WHAT YOU WILL DO | For this exercise, copy out each line of the material below that includes "Poco".

INPUT MATERIAL |
# # # # #

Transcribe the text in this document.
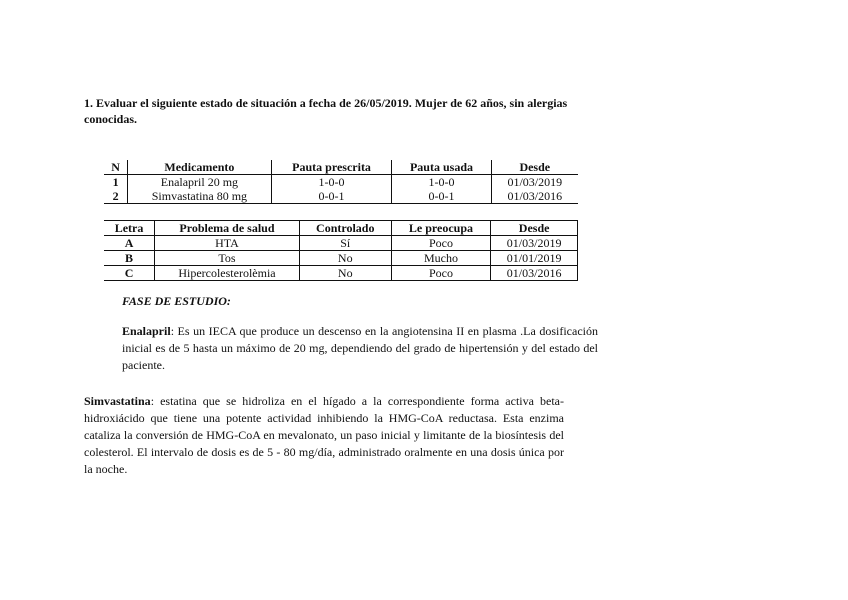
1. Evaluar el siguiente estado de situación a fecha de 26/05/2019. Mujer de 62 años, sin alergias conocidas.
N	Medicamento	Pauta prescrita	Pauta usada	Desde
1	Enalapril 20 mg	1-0-0	1-0-0	01/03/2019
2	Simvastatina 80 mg	0-0-1	0-0-1	01/03/2016
Letra	Problema de salud	Controlado	Le preocupa	Desde
A	HTA	Sí	Poco	01/03/2019
B	Tos	No	Mucho	01/01/2019
C	Hipercolesterolèmia	No	Poco	01/03/2016
FASE DE ESTUDIO:
Enalapril: Es un IECA que produce un descenso en la angiotensina II en plasma .La dosificación inicial es de 5 hasta un máximo de 20 mg, dependiendo del grado de hipertensión y del estado del paciente.
Simvastatina: estatina que se hidroliza en el hígado a la correspondiente forma activa beta-hidroxiácido que tiene una potente actividad inhibiendo la HMG-CoA reductasa. Esta enzima cataliza la conversión de HMG-CoA en mevalonato, un paso inicial y limitante de la biosíntesis del colesterol. El intervalo de dosis es de 5 - 80 mg/día, administrado oralmente en una dosis única por la noche.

# # # # #

RESPONSE |
A	HTA	Sí	Poco	01/03/2019
C	Hipercolesterolèmia	No	Poco	01/03/2016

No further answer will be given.